(Extracts from a graphics dataset)

▼

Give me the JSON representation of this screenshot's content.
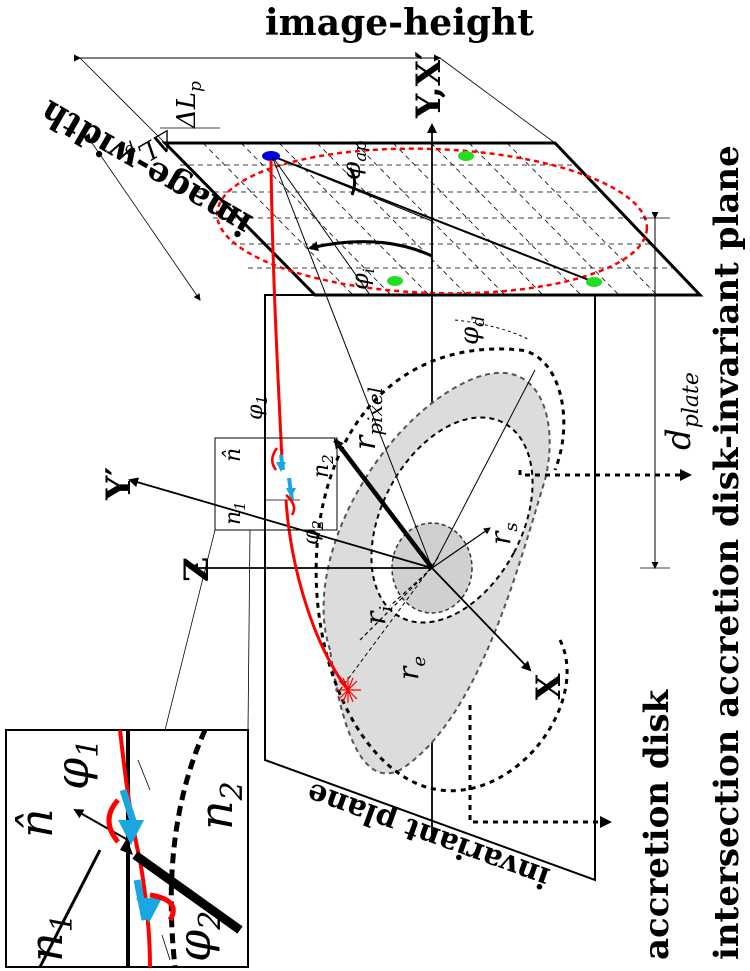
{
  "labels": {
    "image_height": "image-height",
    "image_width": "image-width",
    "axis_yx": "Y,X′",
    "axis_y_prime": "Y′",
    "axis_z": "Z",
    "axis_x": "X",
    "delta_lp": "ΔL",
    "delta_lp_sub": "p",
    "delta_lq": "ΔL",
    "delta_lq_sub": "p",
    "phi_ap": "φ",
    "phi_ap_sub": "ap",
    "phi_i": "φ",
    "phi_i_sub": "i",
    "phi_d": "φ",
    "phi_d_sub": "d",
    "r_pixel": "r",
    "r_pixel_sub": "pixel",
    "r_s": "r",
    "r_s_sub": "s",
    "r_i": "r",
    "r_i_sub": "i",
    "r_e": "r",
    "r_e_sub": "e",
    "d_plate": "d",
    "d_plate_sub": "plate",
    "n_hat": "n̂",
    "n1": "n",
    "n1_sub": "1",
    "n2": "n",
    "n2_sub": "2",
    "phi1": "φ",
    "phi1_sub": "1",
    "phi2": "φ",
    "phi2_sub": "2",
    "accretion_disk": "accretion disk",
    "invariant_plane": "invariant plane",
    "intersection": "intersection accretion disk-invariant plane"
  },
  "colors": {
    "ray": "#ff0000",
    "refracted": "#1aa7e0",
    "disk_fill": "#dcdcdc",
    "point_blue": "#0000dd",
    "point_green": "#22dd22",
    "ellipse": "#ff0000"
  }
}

▲
▼

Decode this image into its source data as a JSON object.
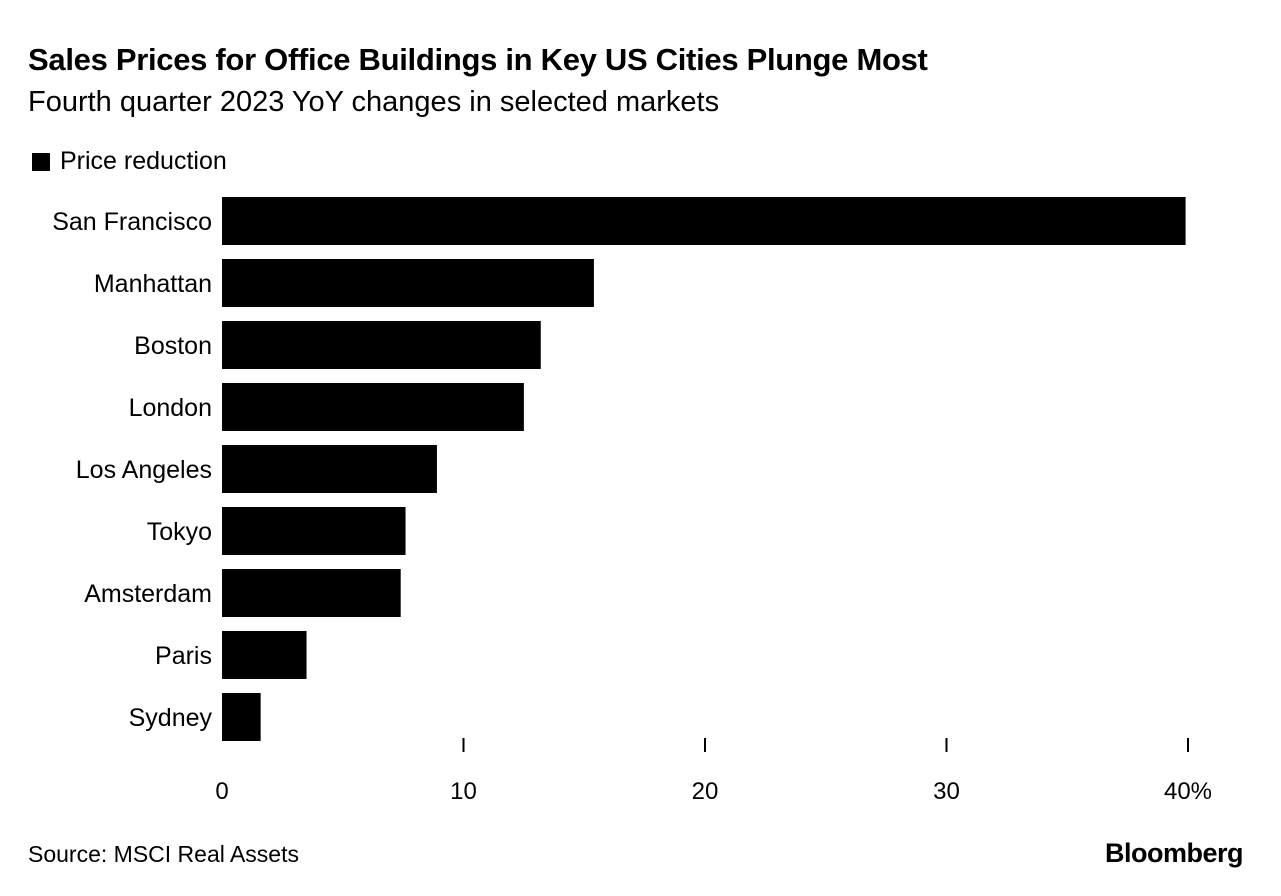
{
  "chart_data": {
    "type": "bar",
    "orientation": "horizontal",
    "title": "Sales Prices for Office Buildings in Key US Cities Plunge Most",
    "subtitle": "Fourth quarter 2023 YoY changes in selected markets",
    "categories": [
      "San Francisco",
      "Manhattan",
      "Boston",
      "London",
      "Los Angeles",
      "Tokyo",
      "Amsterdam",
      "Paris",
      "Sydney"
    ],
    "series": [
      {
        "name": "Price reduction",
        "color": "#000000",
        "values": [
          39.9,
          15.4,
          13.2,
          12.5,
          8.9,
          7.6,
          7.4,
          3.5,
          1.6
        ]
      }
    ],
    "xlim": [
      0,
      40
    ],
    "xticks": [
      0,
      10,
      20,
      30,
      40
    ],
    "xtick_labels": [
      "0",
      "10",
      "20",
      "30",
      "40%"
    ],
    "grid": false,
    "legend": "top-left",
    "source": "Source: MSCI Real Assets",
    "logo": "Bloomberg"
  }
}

▲
▼

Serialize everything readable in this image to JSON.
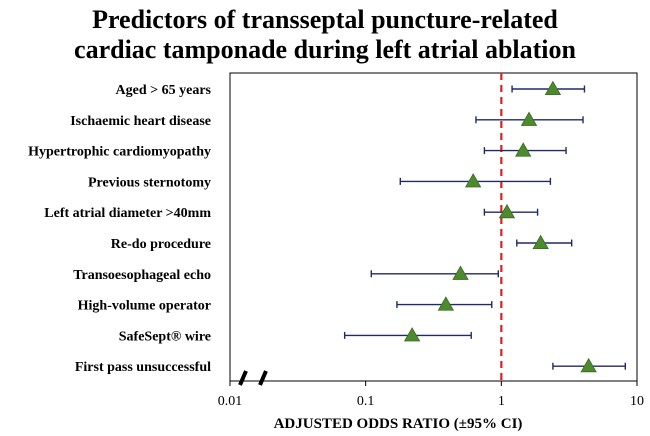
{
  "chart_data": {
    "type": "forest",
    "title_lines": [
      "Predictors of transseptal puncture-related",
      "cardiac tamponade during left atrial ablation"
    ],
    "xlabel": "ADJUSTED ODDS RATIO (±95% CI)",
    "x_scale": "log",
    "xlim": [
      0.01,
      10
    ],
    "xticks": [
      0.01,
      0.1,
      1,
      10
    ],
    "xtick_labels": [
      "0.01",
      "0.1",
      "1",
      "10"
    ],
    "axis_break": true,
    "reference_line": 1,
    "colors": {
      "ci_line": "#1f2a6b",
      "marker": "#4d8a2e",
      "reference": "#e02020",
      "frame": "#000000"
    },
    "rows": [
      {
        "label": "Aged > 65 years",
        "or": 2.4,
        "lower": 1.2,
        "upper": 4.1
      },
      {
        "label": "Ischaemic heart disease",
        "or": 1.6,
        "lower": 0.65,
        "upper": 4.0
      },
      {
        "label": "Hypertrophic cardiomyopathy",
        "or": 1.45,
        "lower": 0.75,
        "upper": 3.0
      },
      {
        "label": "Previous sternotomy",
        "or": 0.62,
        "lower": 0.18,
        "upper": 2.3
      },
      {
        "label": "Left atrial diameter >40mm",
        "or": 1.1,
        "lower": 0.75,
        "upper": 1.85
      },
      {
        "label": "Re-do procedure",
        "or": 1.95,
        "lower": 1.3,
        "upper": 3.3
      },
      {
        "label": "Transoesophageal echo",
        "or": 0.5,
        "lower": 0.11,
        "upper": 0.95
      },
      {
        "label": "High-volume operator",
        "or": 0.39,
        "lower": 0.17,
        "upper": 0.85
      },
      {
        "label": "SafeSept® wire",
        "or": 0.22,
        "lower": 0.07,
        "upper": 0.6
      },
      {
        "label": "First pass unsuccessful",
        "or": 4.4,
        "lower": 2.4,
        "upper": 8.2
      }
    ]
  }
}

▲

**Written request**.
Look through the entries and return every line where "this" appears.

**Correct response**.
Give me the JSON representation of this screenshot's content.
Decode this image into its source data as a JSON object.
Serialize everything readable in this image to JSON.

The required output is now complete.